> [Written problem]
Give the data again exactly as written, skipping any pictures.

> [Supplied material]
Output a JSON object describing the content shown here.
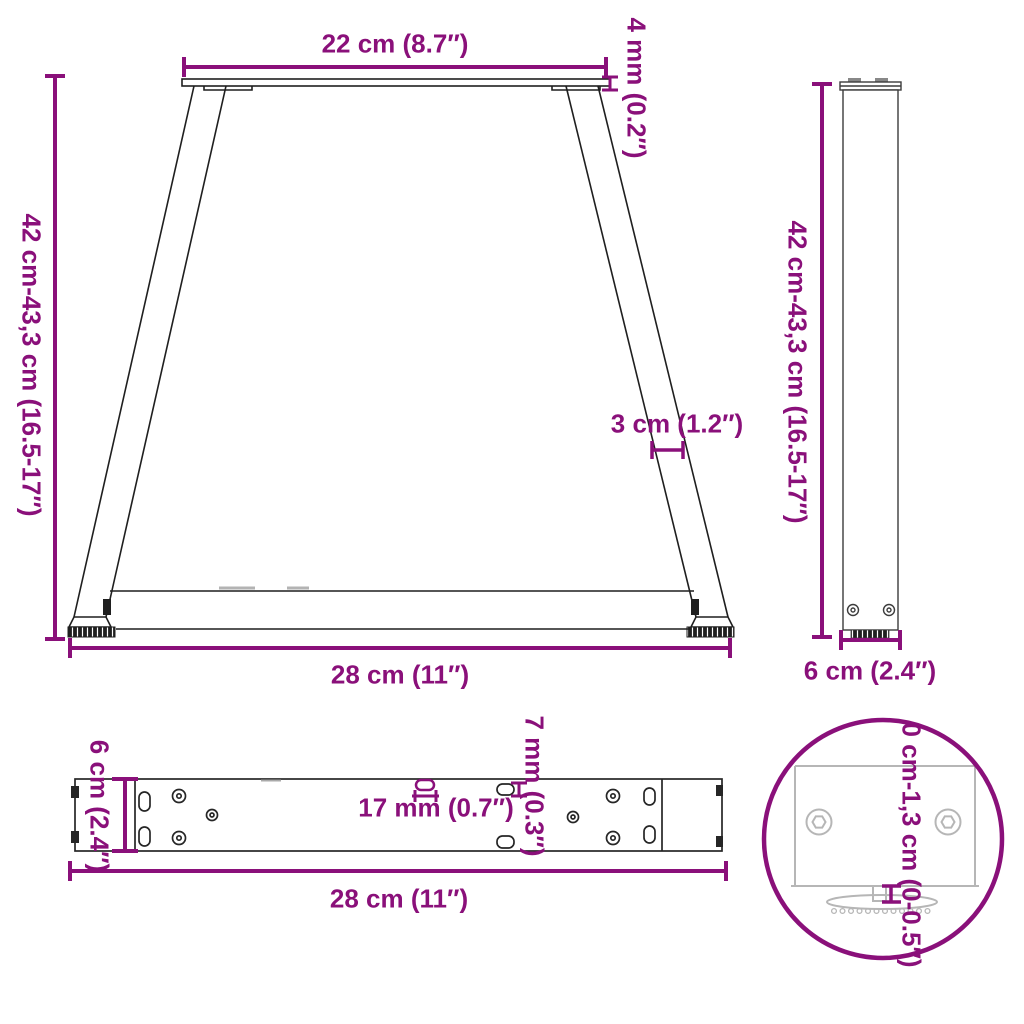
{
  "colors": {
    "dimension": "#8A107A",
    "drawing": "#1f1f1f",
    "side_drawing": "#3c3c3c",
    "plate_drawing": "#262626",
    "detail_drawing": "#b6b6b6",
    "background": "#ffffff"
  },
  "diagram": {
    "front_view": {
      "top_width": "22 cm (8.7″)",
      "plate_thickness": "4 mm (0.2″)",
      "height_range": "42 cm-43,3 cm (16.5-17″)",
      "leg_profile_width": "3 cm (1.2″)",
      "bottom_width": "28 cm (11″)"
    },
    "side_view": {
      "height_range": "42 cm-43,3 cm (16.5-17″)",
      "depth": "6 cm (2.4″)"
    },
    "plate_view": {
      "depth": "6 cm (2.4″)",
      "slot_length": "17 mm (0.7″)",
      "slot_width": "7 mm (0.3″)",
      "width": "28 cm (11″)"
    },
    "foot_detail": {
      "adjustment_range": "0 cm-1,3 cm (0-0.5″)"
    }
  }
}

> [The answer]
Output a JSON object describing the content shown here.
{
  "colors": {
    "dimension": "#8A107A",
    "drawing": "#1f1f1f",
    "side_drawing": "#3c3c3c",
    "plate_drawing": "#262626",
    "detail_drawing": "#b6b6b6",
    "background": "#ffffff"
  },
  "diagram": {
    "front_view": {
      "top_width": "22 cm (8.7″)",
      "plate_thickness": "4 mm (0.2″)",
      "height_range": "42 cm-43,3 cm (16.5-17″)",
      "leg_profile_width": "3 cm (1.2″)",
      "bottom_width": "28 cm (11″)"
    },
    "side_view": {
      "height_range": "42 cm-43,3 cm (16.5-17″)",
      "depth": "6 cm (2.4″)"
    },
    "plate_view": {
      "depth": "6 cm (2.4″)",
      "slot_length": "17 mm (0.7″)",
      "slot_width": "7 mm (0.3″)",
      "width": "28 cm (11″)"
    },
    "foot_detail": {
      "adjustment_range": "0 cm-1,3 cm (0-0.5″)"
    }
  }
}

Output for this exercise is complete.